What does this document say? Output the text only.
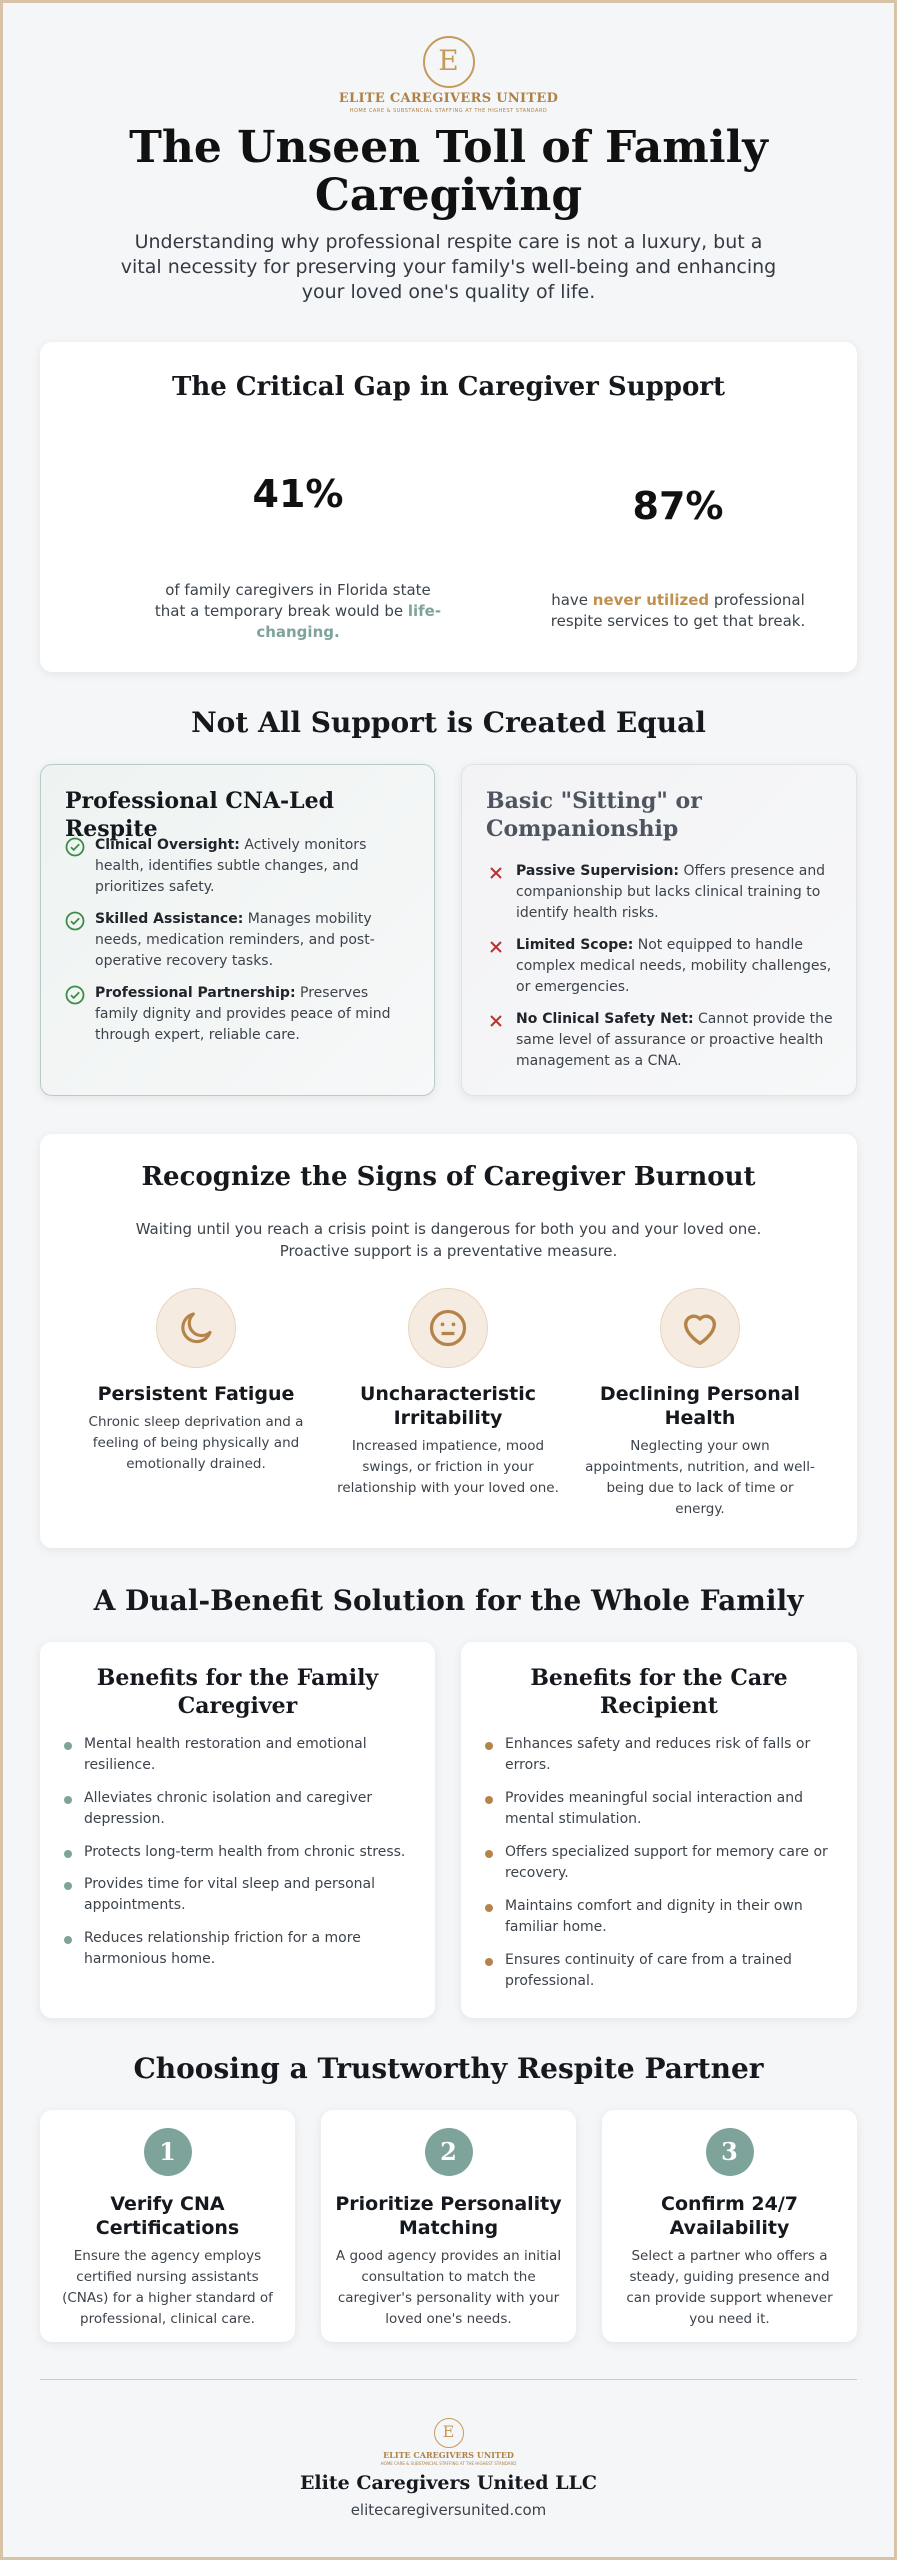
E
ELITE CAREGIVERS UNITED
HOME CARE & SUBSTANCIAL STAFFING AT THE HIGHEST STANDARD
The Unseen Toll of Family Caregiving

Understanding why professional respite care is not a luxury, but a vital necessity for preserving your family's well-being and enhancing your loved one's quality of life.

The Critical Gap in Caregiver Support
41%
of family caregivers in Florida state that a temporary break would be life-changing.
87%
have never utilized professional respite services to get that break.
Not All Support is Created Equal
Professional CNA-Led Respite
Clinical Oversight: Actively monitors health, identifies subtle changes, and prioritizes safety.
Skilled Assistance: Manages mobility needs, medication reminders, and post-operative recovery tasks.
Professional Partnership: Preserves family dignity and provides peace of mind through expert, reliable care.
Basic "Sitting" or Companionship
Passive Supervision: Offers presence and companionship but lacks clinical training to identify health risks.
Limited Scope: Not equipped to handle complex medical needs, mobility challenges, or emergencies.
No Clinical Safety Net: Cannot provide the same level of assurance or proactive health management as a CNA.
Recognize the Signs of Caregiver Burnout
Waiting until you reach a crisis point is dangerous for both you and your loved one. Proactive support is a preventative measure.
Persistent Fatigue
Chronic sleep deprivation and a feeling of being physically and emotionally drained.
Uncharacteristic Irritability
Increased impatience, mood swings, or friction in your relationship with your loved one.
Declining Personal Health
Neglecting your own appointments, nutrition, and well-being due to lack of time or energy.
A Dual-Benefit Solution for the Whole Family
Benefits for the Family Caregiver
Mental health restoration and emotional resilience.
Alleviates chronic isolation and caregiver depression.
Protects long-term health from chronic stress.
Provides time for vital sleep and personal appointments.
Reduces relationship friction for a more harmonious home.
Benefits for the Care Recipient
Enhances safety and reduces risk of falls or errors.
Provides meaningful social interaction and mental stimulation.
Offers specialized support for memory care or recovery.
Maintains comfort and dignity in their own familiar home.
Ensures continuity of care from a trained professional.
Choosing a Trustworthy Respite Partner
1
Verify CNA Certifications
Ensure the agency employs certified nursing assistants (CNAs) for a higher standard of professional, clinical care.
2
Prioritize Personality Matching
A good agency provides an initial consultation to match the caregiver's personality with your loved one's needs.
3
Confirm 24/7 Availability
Select a partner who offers a steady, guiding presence and can provide support whenever you need it.
E
ELITE CAREGIVERS UNITED
HOME CARE & SUBSTANCIAL STAFFING AT THE HIGHEST STANDARD
Elite Caregivers United LLC
elitecaregiversunited.com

+++

▶ [Task directions]:
Using the material above, retype each entry exactly and omit the pictures.

▶ [Expected answer]:
What does this document say? Output the text only.
E
ELITE CAREGIVERS UNITED
HOME CARE & SUBSTANCIAL STAFFING AT THE HIGHEST STANDARD
The Unseen Toll of Family Caregiving

Understanding why professional respite care is not a luxury, but a vital necessity for preserving your family's well-being and enhancing your loved one's quality of life.

The Critical Gap in Caregiver Support
41%
of family caregivers in Florida state that a temporary break would be life-changing.
87%
have never utilized professional respite services to get that break.
Not All Support is Created Equal
Professional CNA-Led Respite
Clinical Oversight: Actively monitors health, identifies subtle changes, and prioritizes safety.
Skilled Assistance: Manages mobility needs, medication reminders, and post-operative recovery tasks.
Professional Partnership: Preserves family dignity and provides peace of mind through expert, reliable care.
Basic "Sitting" or Companionship
Passive Supervision: Offers presence and companionship but lacks clinical training to identify health risks.
Limited Scope: Not equipped to handle complex medical needs, mobility challenges, or emergencies.
No Clinical Safety Net: Cannot provide the same level of assurance or proactive health management as a CNA.
Recognize the Signs of Caregiver Burnout
Waiting until you reach a crisis point is dangerous for both you and your loved one. Proactive support is a preventative measure.
Persistent Fatigue
Chronic sleep deprivation and a feeling of being physically and emotionally drained.
Uncharacteristic Irritability
Increased impatience, mood swings, or friction in your relationship with your loved one.
Declining Personal Health
Neglecting your own appointments, nutrition, and well-being due to lack of time or energy.
A Dual-Benefit Solution for the Whole Family
Benefits for the Family Caregiver
Mental health restoration and emotional resilience.
Alleviates chronic isolation and caregiver depression.
Protects long-term health from chronic stress.
Provides time for vital sleep and personal appointments.
Reduces relationship friction for a more harmonious home.
Benefits for the Care Recipient
Enhances safety and reduces risk of falls or errors.
Provides meaningful social interaction and mental stimulation.
Offers specialized support for memory care or recovery.
Maintains comfort and dignity in their own familiar home.
Ensures continuity of care from a trained professional.
Choosing a Trustworthy Respite Partner
1
Verify CNA Certifications
Ensure the agency employs certified nursing assistants (CNAs) for a higher standard of professional, clinical care.
2
Prioritize Personality Matching
A good agency provides an initial consultation to match the caregiver's personality with your loved one's needs.
3
Confirm 24/7 Availability
Select a partner who offers a steady, guiding presence and can provide support whenever you need it.
E
ELITE CAREGIVERS UNITED
HOME CARE & SUBSTANCIAL STAFFING AT THE HIGHEST STANDARD
Elite Caregivers United LLC
elitecaregiversunited.com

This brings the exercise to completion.